* [Work to do]
Please say how many lines of the listing hold "subtitle", with no other words in the answer.

* [Data entries]
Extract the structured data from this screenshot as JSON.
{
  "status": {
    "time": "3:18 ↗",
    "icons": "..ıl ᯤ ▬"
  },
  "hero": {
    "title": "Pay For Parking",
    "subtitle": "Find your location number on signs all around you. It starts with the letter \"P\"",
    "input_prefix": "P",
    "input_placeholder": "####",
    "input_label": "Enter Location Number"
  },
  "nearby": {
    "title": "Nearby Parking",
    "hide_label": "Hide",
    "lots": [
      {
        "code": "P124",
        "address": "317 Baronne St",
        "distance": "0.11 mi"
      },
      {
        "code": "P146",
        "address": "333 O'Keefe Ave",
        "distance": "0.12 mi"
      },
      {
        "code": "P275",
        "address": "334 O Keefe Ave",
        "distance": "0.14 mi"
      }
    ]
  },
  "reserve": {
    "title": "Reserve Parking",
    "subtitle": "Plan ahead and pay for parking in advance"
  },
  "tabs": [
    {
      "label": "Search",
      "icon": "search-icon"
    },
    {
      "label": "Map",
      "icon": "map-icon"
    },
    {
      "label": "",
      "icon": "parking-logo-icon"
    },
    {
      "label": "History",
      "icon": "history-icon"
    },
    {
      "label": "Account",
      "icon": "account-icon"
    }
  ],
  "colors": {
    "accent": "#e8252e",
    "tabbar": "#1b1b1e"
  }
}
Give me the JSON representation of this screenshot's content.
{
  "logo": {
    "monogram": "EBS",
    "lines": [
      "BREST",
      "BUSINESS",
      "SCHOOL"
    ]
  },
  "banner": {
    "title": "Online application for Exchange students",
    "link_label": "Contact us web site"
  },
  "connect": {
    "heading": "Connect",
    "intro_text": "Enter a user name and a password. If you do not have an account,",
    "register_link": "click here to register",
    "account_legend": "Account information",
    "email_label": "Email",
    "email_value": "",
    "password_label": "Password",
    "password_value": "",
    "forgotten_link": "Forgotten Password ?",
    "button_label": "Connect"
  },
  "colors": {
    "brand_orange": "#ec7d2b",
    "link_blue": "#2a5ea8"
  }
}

* [Output of the exercise]
2